┌─ Excerpted data

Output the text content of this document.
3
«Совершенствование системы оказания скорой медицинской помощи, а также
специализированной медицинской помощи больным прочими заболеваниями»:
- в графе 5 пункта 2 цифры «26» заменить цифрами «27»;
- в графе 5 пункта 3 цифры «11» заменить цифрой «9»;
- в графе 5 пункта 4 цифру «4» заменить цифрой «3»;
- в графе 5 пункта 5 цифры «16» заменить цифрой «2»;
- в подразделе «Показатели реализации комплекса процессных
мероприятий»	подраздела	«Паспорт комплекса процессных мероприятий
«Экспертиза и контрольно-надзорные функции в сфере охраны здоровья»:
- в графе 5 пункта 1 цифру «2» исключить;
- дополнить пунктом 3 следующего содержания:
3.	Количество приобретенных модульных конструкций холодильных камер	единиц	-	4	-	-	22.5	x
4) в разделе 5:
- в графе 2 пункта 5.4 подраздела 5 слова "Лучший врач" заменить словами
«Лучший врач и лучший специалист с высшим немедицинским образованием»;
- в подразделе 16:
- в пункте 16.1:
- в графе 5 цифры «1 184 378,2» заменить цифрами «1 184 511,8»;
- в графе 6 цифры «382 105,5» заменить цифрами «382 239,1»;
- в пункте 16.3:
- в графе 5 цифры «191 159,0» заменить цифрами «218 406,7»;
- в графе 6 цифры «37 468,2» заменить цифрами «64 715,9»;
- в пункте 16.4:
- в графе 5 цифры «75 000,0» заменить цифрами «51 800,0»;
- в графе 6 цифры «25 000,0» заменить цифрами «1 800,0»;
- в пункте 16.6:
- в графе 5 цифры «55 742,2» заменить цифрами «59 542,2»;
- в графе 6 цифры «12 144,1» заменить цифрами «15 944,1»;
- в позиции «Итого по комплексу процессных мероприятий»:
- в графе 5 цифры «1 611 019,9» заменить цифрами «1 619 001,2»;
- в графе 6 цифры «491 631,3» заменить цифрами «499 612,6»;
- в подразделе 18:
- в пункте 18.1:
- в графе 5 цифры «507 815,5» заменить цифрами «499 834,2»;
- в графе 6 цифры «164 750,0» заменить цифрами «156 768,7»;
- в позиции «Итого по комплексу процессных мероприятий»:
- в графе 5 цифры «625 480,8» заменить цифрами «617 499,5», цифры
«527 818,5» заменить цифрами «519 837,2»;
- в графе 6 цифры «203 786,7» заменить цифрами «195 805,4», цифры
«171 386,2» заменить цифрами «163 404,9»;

└─

What is asked
Your task is to reproduce the whole listing exactly.

Solution to this task
Output the text content of this document.
3
«Совершенствование системы оказания скорой медицинской помощи, а также
специализированной медицинской помощи больным прочими заболеваниями»:
- в графе 5 пункта 2 цифры «26» заменить цифрами «27»;
- в графе 5 пункта 3 цифры «11» заменить цифрой «9»;
- в графе 5 пункта 4 цифру «4» заменить цифрой «3»;
- в графе 5 пункта 5 цифры «16» заменить цифрой «2»;
- в подразделе «Показатели реализации комплекса процессных
мероприятий»	подраздела	«Паспорт комплекса процессных мероприятий
«Экспертиза и контрольно-надзорные функции в сфере охраны здоровья»:
- в графе 5 пункта 1 цифру «2» исключить;
- дополнить пунктом 3 следующего содержания:
3.	Количество приобретенных модульных конструкций холодильных камер	единиц	-	4	-	-	22.5	x
4) в разделе 5:
- в графе 2 пункта 5.4 подраздела 5 слова "Лучший врач" заменить словами
«Лучший врач и лучший специалист с высшим немедицинским образованием»;
- в подразделе 16:
- в пункте 16.1:
- в графе 5 цифры «1 184 378,2» заменить цифрами «1 184 511,8»;
- в графе 6 цифры «382 105,5» заменить цифрами «382 239,1»;
- в пункте 16.3:
- в графе 5 цифры «191 159,0» заменить цифрами «218 406,7»;
- в графе 6 цифры «37 468,2» заменить цифрами «64 715,9»;
- в пункте 16.4:
- в графе 5 цифры «75 000,0» заменить цифрами «51 800,0»;
- в графе 6 цифры «25 000,0» заменить цифрами «1 800,0»;
- в пункте 16.6:
- в графе 5 цифры «55 742,2» заменить цифрами «59 542,2»;
- в графе 6 цифры «12 144,1» заменить цифрами «15 944,1»;
- в позиции «Итого по комплексу процессных мероприятий»:
- в графе 5 цифры «1 611 019,9» заменить цифрами «1 619 001,2»;
- в графе 6 цифры «491 631,3» заменить цифрами «499 612,6»;
- в подразделе 18:
- в пункте 18.1:
- в графе 5 цифры «507 815,5» заменить цифрами «499 834,2»;
- в графе 6 цифры «164 750,0» заменить цифрами «156 768,7»;
- в позиции «Итого по комплексу процессных мероприятий»:
- в графе 5 цифры «625 480,8» заменить цифрами «617 499,5», цифры
«527 818,5» заменить цифрами «519 837,2»;
- в графе 6 цифры «203 786,7» заменить цифрами «195 805,4», цифры
«171 386,2» заменить цифрами «163 404,9»;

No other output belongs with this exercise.